*DIRECTIONS FOR THIS TASK:*
Locate the lines where "Mailing" occurs and copy them as they stand.
**** RECORDS TO USE
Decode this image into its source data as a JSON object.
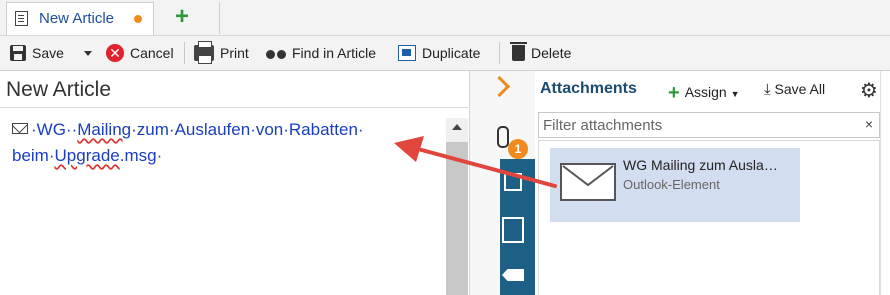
{
  "tab": {
    "title": "New Article",
    "new_tab_label": "+"
  },
  "toolbar": {
    "save": "Save",
    "cancel": "Cancel",
    "cancel_symbol": "✕",
    "print": "Print",
    "find": "Find in Article",
    "duplicate": "Duplicate",
    "delete": "Delete"
  },
  "article": {
    "title": "New Article",
    "line1_prefix": "·WG··",
    "line1_word": "Mailing",
    "line1_rest": "·zum·Auslaufen·von·Rabatten·",
    "line2_prefix": "beim·",
    "line2_word": "Upgrade",
    "line2_rest": ".msg·"
  },
  "rail": {
    "badge_count": "1"
  },
  "attachments": {
    "title": "Attachments",
    "assign_label": "Assign",
    "assign_plus": "+",
    "save_all_label": "Save All",
    "filter_placeholder": "Filter attachments",
    "clear_symbol": "×",
    "gear_symbol": "⚙",
    "items": [
      {
        "name": "WG  Mailing zum Ausla…",
        "type": "Outlook-Element"
      }
    ]
  },
  "colors": {
    "accent_orange": "#f08a1c",
    "link_blue": "#1a3ec2",
    "rail_dark": "#1e5f86",
    "selection": "#d2deef",
    "arrow_red": "#e0463c"
  }
}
********
*RESULT:*
    "line1_word": "Mailing",
        "name": "WG  Mailing zum Ausla…",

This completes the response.